_TASK DETAILS:_ Copy out the entries in full and with complete accuracy; pictures are excluded.

** start RECORDED DATA **

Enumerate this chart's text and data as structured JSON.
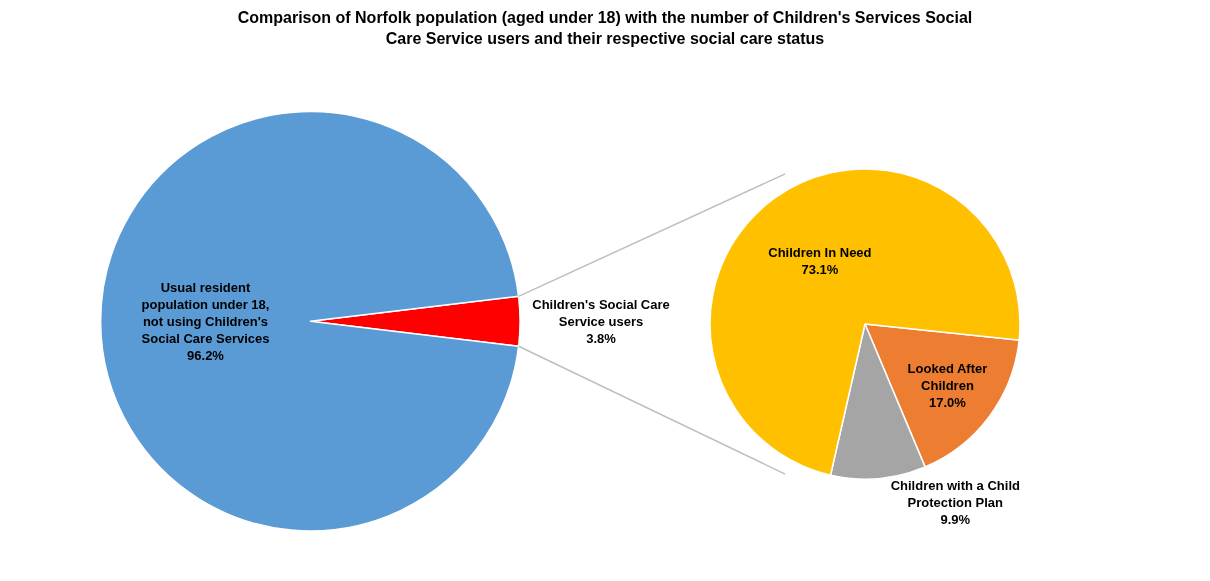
{
  "chart_data": [
    {
      "type": "pie",
      "title": "Comparison of Norfolk population (aged under 18) with the number of Children's Services Social Care Service users and their respective social care status",
      "categories": [
        "Children's Social Care Service users",
        "Usual resident population under 18, not using Children's Social Care Services"
      ],
      "values": [
        3.8,
        96.2
      ],
      "value_labels": [
        "3.8%",
        "96.2%"
      ],
      "colors": [
        "#ff0000",
        "#5b9bd5"
      ],
      "legend": false
    },
    {
      "type": "pie",
      "categories": [
        "Looked After Children",
        "Children with a Child Protection Plan",
        "Children In Need"
      ],
      "values": [
        17.0,
        9.9,
        73.1
      ],
      "value_labels": [
        "17.0%",
        "9.9%",
        "73.1%"
      ],
      "colors": [
        "#ed7d31",
        "#a5a5a5",
        "#ffc000"
      ],
      "legend": false
    }
  ]
}
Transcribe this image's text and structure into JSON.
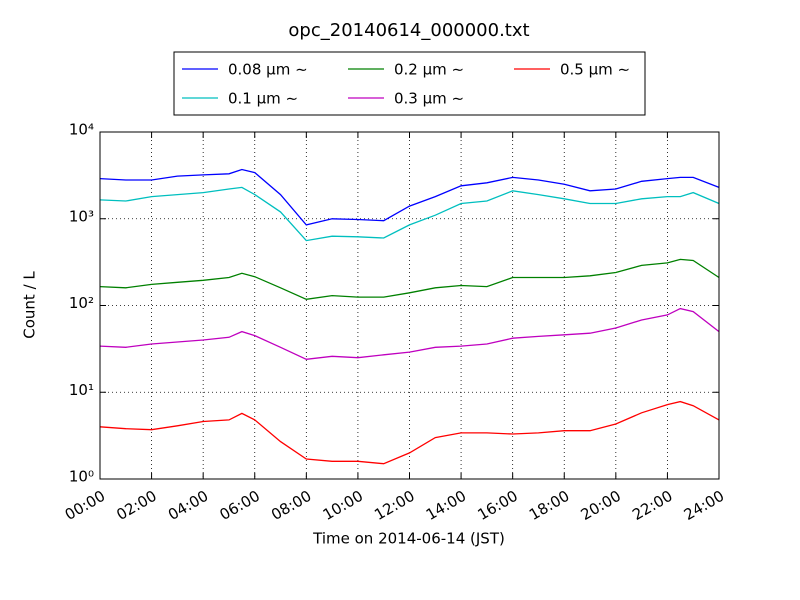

** end RECORDED DATA **

_EXERCISE OUTPUT:_
Enumerate this chart's text and data as structured JSON.
{
  "chart_data": [
    {
      "type": "pie",
      "title": "Comparison of Norfolk population (aged under 18) with the number of Children's Services Social Care Service users and their respective social care status",
      "categories": [
        "Children's Social Care Service users",
        "Usual resident population under 18, not using Children's Social Care Services"
      ],
      "values": [
        3.8,
        96.2
      ],
      "value_labels": [
        "3.8%",
        "96.2%"
      ],
      "colors": [
        "#ff0000",
        "#5b9bd5"
      ],
      "legend": false
    },
    {
      "type": "pie",
      "categories": [
        "Looked After Children",
        "Children with a Child Protection Plan",
        "Children In Need"
      ],
      "values": [
        17.0,
        9.9,
        73.1
      ],
      "value_labels": [
        "17.0%",
        "9.9%",
        "73.1%"
      ],
      "colors": [
        "#ed7d31",
        "#a5a5a5",
        "#ffc000"
      ],
      "legend": false
    }
  ]
}
Transcribe this image's text and structure into JSON.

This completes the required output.